#### WHAT YOU HAVE TO DO
Among the entries, which lines carry the string "description"? Copy each of them.

---+---

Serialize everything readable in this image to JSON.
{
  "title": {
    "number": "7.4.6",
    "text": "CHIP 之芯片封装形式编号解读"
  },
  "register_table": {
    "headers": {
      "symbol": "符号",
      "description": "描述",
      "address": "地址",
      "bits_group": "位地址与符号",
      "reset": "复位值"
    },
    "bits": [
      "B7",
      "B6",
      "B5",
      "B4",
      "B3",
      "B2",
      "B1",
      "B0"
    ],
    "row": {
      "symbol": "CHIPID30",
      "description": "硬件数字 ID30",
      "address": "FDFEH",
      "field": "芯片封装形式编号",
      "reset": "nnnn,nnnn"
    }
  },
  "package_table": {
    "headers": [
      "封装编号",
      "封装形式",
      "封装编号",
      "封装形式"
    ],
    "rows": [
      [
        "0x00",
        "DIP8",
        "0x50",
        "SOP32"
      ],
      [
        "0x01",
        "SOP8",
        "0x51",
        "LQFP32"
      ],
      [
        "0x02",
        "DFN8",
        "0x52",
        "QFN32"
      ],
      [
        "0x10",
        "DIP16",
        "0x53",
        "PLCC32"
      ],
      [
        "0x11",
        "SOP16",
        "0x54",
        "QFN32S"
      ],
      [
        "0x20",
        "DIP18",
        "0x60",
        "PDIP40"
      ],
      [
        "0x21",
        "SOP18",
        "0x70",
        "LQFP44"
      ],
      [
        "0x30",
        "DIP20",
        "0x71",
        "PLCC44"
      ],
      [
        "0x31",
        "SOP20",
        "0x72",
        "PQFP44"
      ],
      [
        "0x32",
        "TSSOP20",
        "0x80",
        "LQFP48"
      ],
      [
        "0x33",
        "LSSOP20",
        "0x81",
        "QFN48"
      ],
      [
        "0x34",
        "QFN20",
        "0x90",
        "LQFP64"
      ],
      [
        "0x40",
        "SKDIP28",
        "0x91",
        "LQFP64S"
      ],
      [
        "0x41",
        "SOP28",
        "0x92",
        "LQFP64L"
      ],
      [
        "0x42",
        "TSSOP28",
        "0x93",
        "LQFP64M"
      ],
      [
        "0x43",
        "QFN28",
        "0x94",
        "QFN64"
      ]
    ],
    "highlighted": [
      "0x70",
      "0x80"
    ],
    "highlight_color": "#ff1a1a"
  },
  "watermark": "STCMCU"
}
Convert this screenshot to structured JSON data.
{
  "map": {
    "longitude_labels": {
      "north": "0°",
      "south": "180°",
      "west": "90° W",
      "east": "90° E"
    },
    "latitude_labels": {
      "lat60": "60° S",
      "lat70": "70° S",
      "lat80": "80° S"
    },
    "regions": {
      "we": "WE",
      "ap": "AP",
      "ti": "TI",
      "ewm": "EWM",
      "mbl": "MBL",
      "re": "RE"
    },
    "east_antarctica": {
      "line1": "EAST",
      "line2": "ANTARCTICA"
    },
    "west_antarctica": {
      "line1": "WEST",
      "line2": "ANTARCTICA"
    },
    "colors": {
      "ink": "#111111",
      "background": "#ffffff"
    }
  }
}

---+---

#### RESPONSE TO THE EXERCISE
      "description": "描述",
      "description": "硬件数字 ID30",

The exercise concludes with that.